**What to do:** Reproduce the records exactly.

:::::

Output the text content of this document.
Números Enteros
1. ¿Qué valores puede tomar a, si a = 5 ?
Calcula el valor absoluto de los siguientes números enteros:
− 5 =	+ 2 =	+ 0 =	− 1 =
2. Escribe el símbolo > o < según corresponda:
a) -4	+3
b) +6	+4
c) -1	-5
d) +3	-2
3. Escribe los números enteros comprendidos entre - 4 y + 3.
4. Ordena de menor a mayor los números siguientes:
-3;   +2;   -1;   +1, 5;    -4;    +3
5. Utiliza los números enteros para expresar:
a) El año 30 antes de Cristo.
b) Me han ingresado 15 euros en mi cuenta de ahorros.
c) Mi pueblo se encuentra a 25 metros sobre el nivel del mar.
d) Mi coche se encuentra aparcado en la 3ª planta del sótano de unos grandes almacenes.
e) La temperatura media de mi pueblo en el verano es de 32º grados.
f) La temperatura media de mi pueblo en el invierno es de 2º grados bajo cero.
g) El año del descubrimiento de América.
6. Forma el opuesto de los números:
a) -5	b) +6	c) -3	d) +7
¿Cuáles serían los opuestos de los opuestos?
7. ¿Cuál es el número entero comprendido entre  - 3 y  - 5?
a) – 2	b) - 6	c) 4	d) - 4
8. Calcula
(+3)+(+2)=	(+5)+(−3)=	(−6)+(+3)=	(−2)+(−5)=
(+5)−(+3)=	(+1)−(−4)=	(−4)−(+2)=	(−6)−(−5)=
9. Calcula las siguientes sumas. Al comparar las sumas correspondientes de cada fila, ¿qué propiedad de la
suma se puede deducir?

:::::

**Result of the exercise:**
Output the text content of this document.
Números Enteros
1. ¿Qué valores puede tomar a, si a = 5 ?
Calcula el valor absoluto de los siguientes números enteros:
− 5 =	+ 2 =	+ 0 =	− 1 =
2. Escribe el símbolo > o < según corresponda:
a) -4	+3
b) +6	+4
c) -1	-5
d) +3	-2
3. Escribe los números enteros comprendidos entre - 4 y + 3.
4. Ordena de menor a mayor los números siguientes:
-3;   +2;   -1;   +1, 5;    -4;    +3
5. Utiliza los números enteros para expresar:
a) El año 30 antes de Cristo.
b) Me han ingresado 15 euros en mi cuenta de ahorros.
c) Mi pueblo se encuentra a 25 metros sobre el nivel del mar.
d) Mi coche se encuentra aparcado en la 3ª planta del sótano de unos grandes almacenes.
e) La temperatura media de mi pueblo en el verano es de 32º grados.
f) La temperatura media de mi pueblo en el invierno es de 2º grados bajo cero.
g) El año del descubrimiento de América.
6. Forma el opuesto de los números:
a) -5	b) +6	c) -3	d) +7
¿Cuáles serían los opuestos de los opuestos?
7. ¿Cuál es el número entero comprendido entre  - 3 y  - 5?
a) – 2	b) - 6	c) 4	d) - 4
8. Calcula
(+3)+(+2)=	(+5)+(−3)=	(−6)+(+3)=	(−2)+(−5)=
(+5)−(+3)=	(+1)−(−4)=	(−4)−(+2)=	(−6)−(−5)=
9. Calcula las siguientes sumas. Al comparar las sumas correspondientes de cada fila, ¿qué propiedad de la
suma se puede deducir?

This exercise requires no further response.